To be done
Reproduce every one of the records below verbatim, leaving out the pictures.

Stored rows
---------------

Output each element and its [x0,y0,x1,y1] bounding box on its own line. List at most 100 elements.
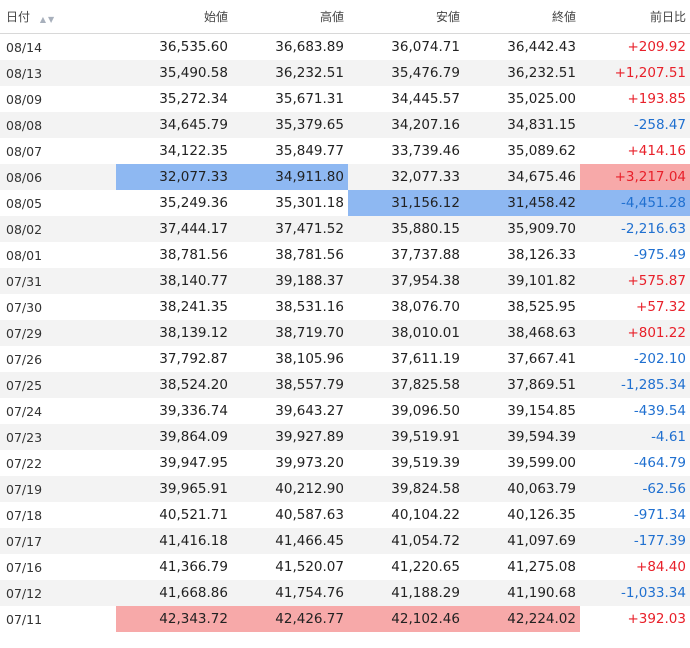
low-cell: 36,074.71 [391,39,460,55]
table-row[interactable]: 08/14 36,535.60 36,683.89 36,074.71 36,442.4… [0,34,690,61]
open-cell: 37,444.17 [116,216,232,242]
table-row[interactable]: 07/26 37,792.87 38,105.96 37,611.19 37,667.4… [0,346,690,372]
open-cell: 40,521.71 [159,507,228,523]
date-cell: 07/19 [0,476,116,502]
high-cell: 42,426.77 [232,606,348,632]
table-row[interactable]: 07/11 42,343.72 42,426.77 42,102.46 42,224.0… [0,606,690,632]
change-cell: -202.10 [633,351,686,367]
date-cell: 08/06 [0,164,116,190]
low-cell: 39,824.58 [348,476,464,502]
low-cell: 40,104.22 [391,507,460,523]
low-cell: 37,825.58 [348,372,464,398]
open-cell: 38,241.35 [159,299,228,315]
open-column-header[interactable]: 始値 [116,0,232,34]
table-row[interactable]: 07/18 40,521.71 40,587.63 40,104.22 40,126.3… [0,502,690,528]
date-cell: 07/26 [6,351,43,367]
open-cell: 35,272.34 [159,91,228,107]
table-row[interactable]: 07/12 41,668.86 41,754.76 41,188.29 41,190.6… [0,580,690,606]
date-cell: 08/02 [0,216,116,242]
open-cell: 38,139.12 [116,320,232,346]
low-cell: 39,519.91 [348,424,464,450]
low-cell: 41,188.29 [348,580,464,606]
table-row[interactable]: 08/06 32,077.33 34,911.80 32,077.33 34,675.4… [0,164,690,190]
date-cell: 08/09 [6,91,43,107]
change-cell: +1,207.51 [580,60,690,86]
table-row[interactable]: 07/16 41,366.79 41,520.07 41,220.65 41,275.0… [0,554,690,580]
low-cell: 37,611.19 [391,351,460,367]
table-row[interactable]: 07/22 39,947.95 39,973.20 39,519.39 39,599.0… [0,450,690,476]
date-cell: 08/01 [6,247,43,263]
open-cell: 36,535.60 [159,39,228,55]
table-row[interactable]: 07/29 38,139.12 38,719.70 38,010.01 38,468.6… [0,320,690,346]
change-cell: +193.85 [627,91,686,107]
low-cell: 33,739.46 [391,143,460,159]
close-cell: 34,675.46 [464,164,580,190]
high-cell: 39,973.20 [275,455,344,471]
close-column-header[interactable]: 終値 [464,0,580,34]
low-cell: 38,076.70 [391,299,460,315]
change-column-header[interactable]: 前日比 [580,0,690,34]
date-column-header[interactable]: 日付 ▲ ▼ [0,0,116,34]
change-cell: -4,451.28 [580,190,690,216]
open-cell: 37,792.87 [159,351,228,367]
change-cell: -177.39 [580,528,690,554]
change-cell: +57.32 [636,299,686,315]
low-cell: 37,954.38 [348,268,464,294]
table-row[interactable]: 08/05 35,249.36 35,301.18 31,156.12 31,458.4… [0,190,690,216]
change-cell: +209.92 [627,39,686,55]
high-cell: 40,212.90 [232,476,348,502]
sort-asc-icon[interactable]: ▲ [40,15,46,24]
table-row[interactable]: 07/24 39,336.74 39,643.27 39,096.50 39,154.8… [0,398,690,424]
date-cell: 07/31 [0,268,116,294]
change-cell: -439.54 [633,403,686,419]
table-row[interactable]: 07/31 38,140.77 39,188.37 37,954.38 39,101.8… [0,268,690,294]
table-row[interactable]: 07/23 39,864.09 39,927.89 39,519.91 39,594.3… [0,424,690,450]
date-cell: 07/16 [6,559,43,575]
sort-controls[interactable]: ▲ ▼ [38,11,54,25]
low-column-header[interactable]: 安値 [348,0,464,34]
change-cell: +801.22 [580,320,690,346]
sort-desc-icon[interactable]: ▼ [48,15,54,24]
table-row[interactable]: 08/07 34,122.35 35,849.77 33,739.46 35,089.6… [0,138,690,164]
table-row[interactable]: 08/08 34,645.79 35,379.65 34,207.16 34,831.1… [0,112,690,138]
price-table: 日付 ▲ ▼ 始値 高値 安値 終値 前日比 08/14 36,535.60 36,6… [0,0,690,632]
change-cell: -2,216.63 [580,216,690,242]
high-cell: 38,557.79 [232,372,348,398]
close-cell: 38,468.63 [464,320,580,346]
high-cell: 40,587.63 [275,507,344,523]
high-cell: 38,781.56 [275,247,344,263]
change-cell: -971.34 [633,507,686,523]
open-cell: 34,645.79 [116,112,232,138]
high-cell: 36,683.89 [275,39,344,55]
high-column-header[interactable]: 高値 [232,0,348,34]
date-cell: 08/08 [0,112,116,138]
high-cell: 38,531.16 [275,299,344,315]
high-cell: 39,643.27 [275,403,344,419]
change-cell: -62.56 [580,476,690,502]
close-cell: 38,525.95 [507,299,576,315]
close-cell: 31,458.42 [464,190,580,216]
low-cell: 32,077.33 [348,164,464,190]
table-row[interactable]: 07/30 38,241.35 38,531.16 38,076.70 38,525.9… [0,294,690,320]
low-cell: 39,096.50 [391,403,460,419]
close-cell: 40,126.35 [507,507,576,523]
table-row[interactable]: 08/09 35,272.34 35,671.31 34,445.57 35,025.0… [0,86,690,112]
low-cell: 41,220.65 [391,559,460,575]
table-row[interactable]: 08/01 38,781.56 38,781.56 37,737.88 38,126.3… [0,242,690,268]
change-cell: -1,033.34 [580,580,690,606]
table-row[interactable]: 08/13 35,490.58 36,232.51 35,476.79 36,232.5… [0,60,690,86]
low-cell: 35,476.79 [348,60,464,86]
change-cell: -1,285.34 [580,372,690,398]
close-cell: 38,126.33 [507,247,576,263]
close-cell: 40,063.79 [464,476,580,502]
low-cell: 41,054.72 [348,528,464,554]
date-cell: 07/29 [0,320,116,346]
date-header-label: 日付 [6,10,31,24]
high-cell: 35,671.31 [275,91,344,107]
table-row[interactable]: 07/19 39,965.91 40,212.90 39,824.58 40,063.7… [0,476,690,502]
close-cell: 35,089.62 [507,143,576,159]
table-row[interactable]: 07/17 41,416.18 41,466.45 41,054.72 41,097.6… [0,528,690,554]
table-row[interactable]: 07/25 38,524.20 38,557.79 37,825.58 37,869.5… [0,372,690,398]
change-cell: +3,217.04 [580,164,690,190]
table-row[interactable]: 08/02 37,444.17 37,471.52 35,880.15 35,909.7… [0,216,690,242]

---------------

Answer in full
Output each element and its [x0,y0,x1,y1] bounding box on its own line. List at most 100 elements.
low-cell: 36,074.71 [391,39,460,55]
table-row[interactable]: 08/14 36,535.60 36,683.89 36,074.71 36,442.4… [0,34,690,61]
open-cell: 37,444.17 [116,216,232,242]
table-row[interactable]: 07/26 37,792.87 38,105.96 37,611.19 37,667.4… [0,346,690,372]
open-cell: 40,521.71 [159,507,228,523]
date-cell: 07/19 [0,476,116,502]
high-cell: 42,426.77 [232,606,348,632]
table-row[interactable]: 07/11 42,343.72 42,426.77 42,102.46 42,224.0… [0,606,690,632]
change-cell: -202.10 [633,351,686,367]
date-cell: 08/06 [0,164,116,190]
low-cell: 39,824.58 [348,476,464,502]
low-cell: 40,104.22 [391,507,460,523]
low-cell: 37,825.58 [348,372,464,398]
open-cell: 38,241.35 [159,299,228,315]
open-column-header[interactable]: 始値 [116,0,232,34]
table-row[interactable]: 07/18 40,521.71 40,587.63 40,104.22 40,126.3… [0,502,690,528]
date-cell: 07/26 [6,351,43,367]
open-cell: 35,272.34 [159,91,228,107]
table-row[interactable]: 07/12 41,668.86 41,754.76 41,188.29 41,190.6… [0,580,690,606]
date-cell: 08/02 [0,216,116,242]
open-cell: 38,139.12 [116,320,232,346]
low-cell: 39,519.91 [348,424,464,450]
low-cell: 41,188.29 [348,580,464,606]
table-row[interactable]: 08/06 32,077.33 34,911.80 32,077.33 34,675.4… [0,164,690,190]
date-cell: 08/09 [6,91,43,107]
change-cell: +1,207.51 [580,60,690,86]
table-row[interactable]: 07/16 41,366.79 41,520.07 41,220.65 41,275.0… [0,554,690,580]
low-cell: 37,611.19 [391,351,460,367]
table-row[interactable]: 07/22 39,947.95 39,973.20 39,519.39 39,599.0… [0,450,690,476]
date-cell: 08/01 [6,247,43,263]
open-cell: 36,535.60 [159,39,228,55]
table-row[interactable]: 07/29 38,139.12 38,719.70 38,010.01 38,468.6… [0,320,690,346]
change-cell: +193.85 [627,91,686,107]
low-cell: 33,739.46 [391,143,460,159]
close-cell: 34,675.46 [464,164,580,190]
high-cell: 39,973.20 [275,455,344,471]
close-column-header[interactable]: 終値 [464,0,580,34]
low-cell: 38,076.70 [391,299,460,315]
change-column-header[interactable]: 前日比 [580,0,690,34]
date-column-header[interactable]: 日付 ▲ ▼ [0,0,116,34]
change-cell: -4,451.28 [580,190,690,216]
open-cell: 37,792.87 [159,351,228,367]
change-cell: -177.39 [580,528,690,554]
change-cell: +57.32 [636,299,686,315]
low-cell: 37,954.38 [348,268,464,294]
table-row[interactable]: 08/05 35,249.36 35,301.18 31,156.12 31,458.4… [0,190,690,216]
change-cell: +209.92 [627,39,686,55]
high-cell: 40,212.90 [232,476,348,502]
sort-asc-icon[interactable]: ▲ [40,15,46,24]
table-row[interactable]: 07/24 39,336.74 39,643.27 39,096.50 39,154.8… [0,398,690,424]
date-cell: 07/31 [0,268,116,294]
change-cell: -439.54 [633,403,686,419]
table-row[interactable]: 07/31 38,140.77 39,188.37 37,954.38 39,101.8… [0,268,690,294]
table-row[interactable]: 07/23 39,864.09 39,927.89 39,519.91 39,594.3… [0,424,690,450]
date-cell: 07/16 [6,559,43,575]
sort-controls[interactable]: ▲ ▼ [38,11,54,25]
low-column-header[interactable]: 安値 [348,0,464,34]
change-cell: +801.22 [580,320,690,346]
sort-desc-icon[interactable]: ▼ [48,15,54,24]
table-row[interactable]: 08/07 34,122.35 35,849.77 33,739.46 35,089.6… [0,138,690,164]
table-row[interactable]: 08/08 34,645.79 35,379.65 34,207.16 34,831.1… [0,112,690,138]
price-table: 日付 ▲ ▼ 始値 高値 安値 終値 前日比 08/14 36,535.60 36,6… [0,0,690,632]
change-cell: -2,216.63 [580,216,690,242]
high-cell: 38,557.79 [232,372,348,398]
close-cell: 38,468.63 [464,320,580,346]
high-cell: 40,587.63 [275,507,344,523]
high-cell: 38,781.56 [275,247,344,263]
change-cell: -971.34 [633,507,686,523]
open-cell: 34,645.79 [116,112,232,138]
high-cell: 36,683.89 [275,39,344,55]
high-column-header[interactable]: 高値 [232,0,348,34]
date-cell: 08/08 [0,112,116,138]
high-cell: 38,531.16 [275,299,344,315]
high-cell: 39,643.27 [275,403,344,419]
change-cell: -62.56 [580,476,690,502]
close-cell: 38,525.95 [507,299,576,315]
close-cell: 31,458.42 [464,190,580,216]
low-cell: 32,077.33 [348,164,464,190]
table-row[interactable]: 07/30 38,241.35 38,531.16 38,076.70 38,525.9… [0,294,690,320]
low-cell: 39,096.50 [391,403,460,419]
close-cell: 40,126.35 [507,507,576,523]
table-row[interactable]: 08/09 35,272.34 35,671.31 34,445.57 35,025.0… [0,86,690,112]
low-cell: 41,220.65 [391,559,460,575]
table-row[interactable]: 08/01 38,781.56 38,781.56 37,737.88 38,126.3… [0,242,690,268]
change-cell: -1,033.34 [580,580,690,606]
table-row[interactable]: 08/13 35,490.58 36,232.51 35,476.79 36,232.5… [0,60,690,86]
low-cell: 35,476.79 [348,60,464,86]
change-cell: -1,285.34 [580,372,690,398]
close-cell: 38,126.33 [507,247,576,263]
close-cell: 40,063.79 [464,476,580,502]
low-cell: 41,054.72 [348,528,464,554]
date-cell: 07/29 [0,320,116,346]
date-header-label: 日付 [6,10,31,24]
high-cell: 35,671.31 [275,91,344,107]
table-row[interactable]: 07/19 39,965.91 40,212.90 39,824.58 40,063.7… [0,476,690,502]
close-cell: 35,089.62 [507,143,576,159]
table-row[interactable]: 07/17 41,416.18 41,466.45 41,054.72 41,097.6… [0,528,690,554]
table-row[interactable]: 07/25 38,524.20 38,557.79 37,825.58 37,869.5… [0,372,690,398]
change-cell: +3,217.04 [580,164,690,190]
table-row[interactable]: 08/02 37,444.17 37,471.52 35,880.15 35,909.7… [0,216,690,242]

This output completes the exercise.